WRITTEN REQUEST: Your task is to transcribe all of the data below exactly, omitting the images.

+++

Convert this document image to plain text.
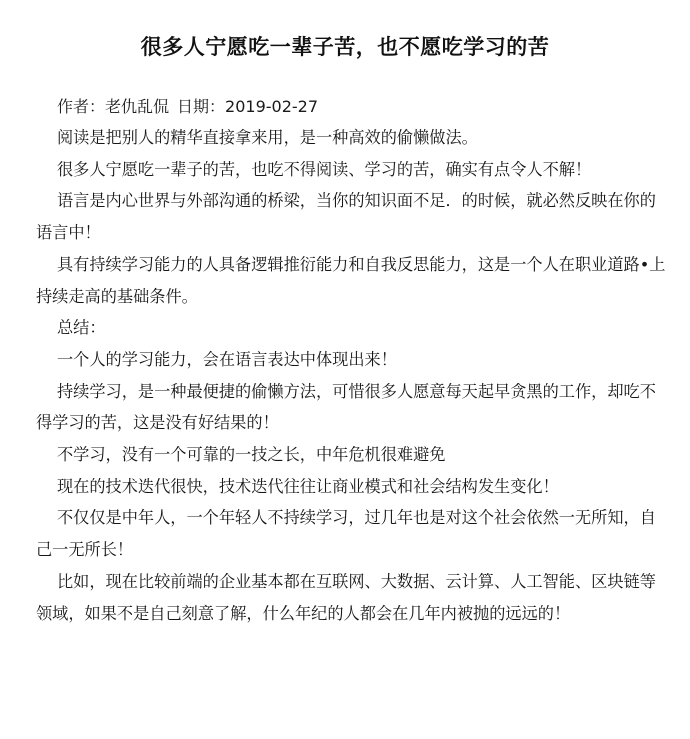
很多人宁愿吃一辈子苦，也不愿吃学习的苦
作者：老仇乱侃 日期：2019-02-27

阅读是把别人的精华直接拿来用，是一种高效的偷懒做法。

很多人宁愿吃一辈子的苦，也吃不得阅读、学习的苦，确实有点令人不解！

语言是内心世界与外部沟通的桥梁，当你的知识面不足．的时候，就必然反映在你的语言中！

具有持续学习能力的人具备逻辑推衍能力和自我反思能力，这是一个人在职业道路•上持续走高的基础条件。

总结：

一个人的学习能力，会在语言表达中体现出来！

持续学习，是一种最便捷的偷懒方法，可惜很多人愿意每天起早贪黑的工作，却吃不得学习的苦，这是没有好结果的！

不学习，没有一个可靠的一技之长，中年危机很难避免

现在的技术迭代很快，技术迭代往往让商业模式和社会结构发生变化！

不仅仅是中年人，一个年轻人不持续学习，过几年也是对这个社会依然一无所知，自己一无所长！

比如，现在比较前端的企业基本都在互联网、大数据、云计算、人工智能、区块链等领域，如果不是自己刻意了解，什么年纪的人都会在几年内被抛的远远的！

+++

TASK SOLUTION:
Convert this document image to plain text.
很多人宁愿吃一辈子苦，也不愿吃学习的苦
作者：老仇乱侃 日期：2019-02-27

阅读是把别人的精华直接拿来用，是一种高效的偷懒做法。

很多人宁愿吃一辈子的苦，也吃不得阅读、学习的苦，确实有点令人不解！

语言是内心世界与外部沟通的桥梁，当你的知识面不足．的时候，就必然反映在你的语言中！

具有持续学习能力的人具备逻辑推衍能力和自我反思能力，这是一个人在职业道路•上持续走高的基础条件。

总结：

一个人的学习能力，会在语言表达中体现出来！

持续学习，是一种最便捷的偷懒方法，可惜很多人愿意每天起早贪黑的工作，却吃不得学习的苦，这是没有好结果的！

不学习，没有一个可靠的一技之长，中年危机很难避免

现在的技术迭代很快，技术迭代往往让商业模式和社会结构发生变化！

不仅仅是中年人，一个年轻人不持续学习，过几年也是对这个社会依然一无所知，自己一无所长！

比如，现在比较前端的企业基本都在互联网、大数据、云计算、人工智能、区块链等领域，如果不是自己刻意了解，什么年纪的人都会在几年内被抛的远远的！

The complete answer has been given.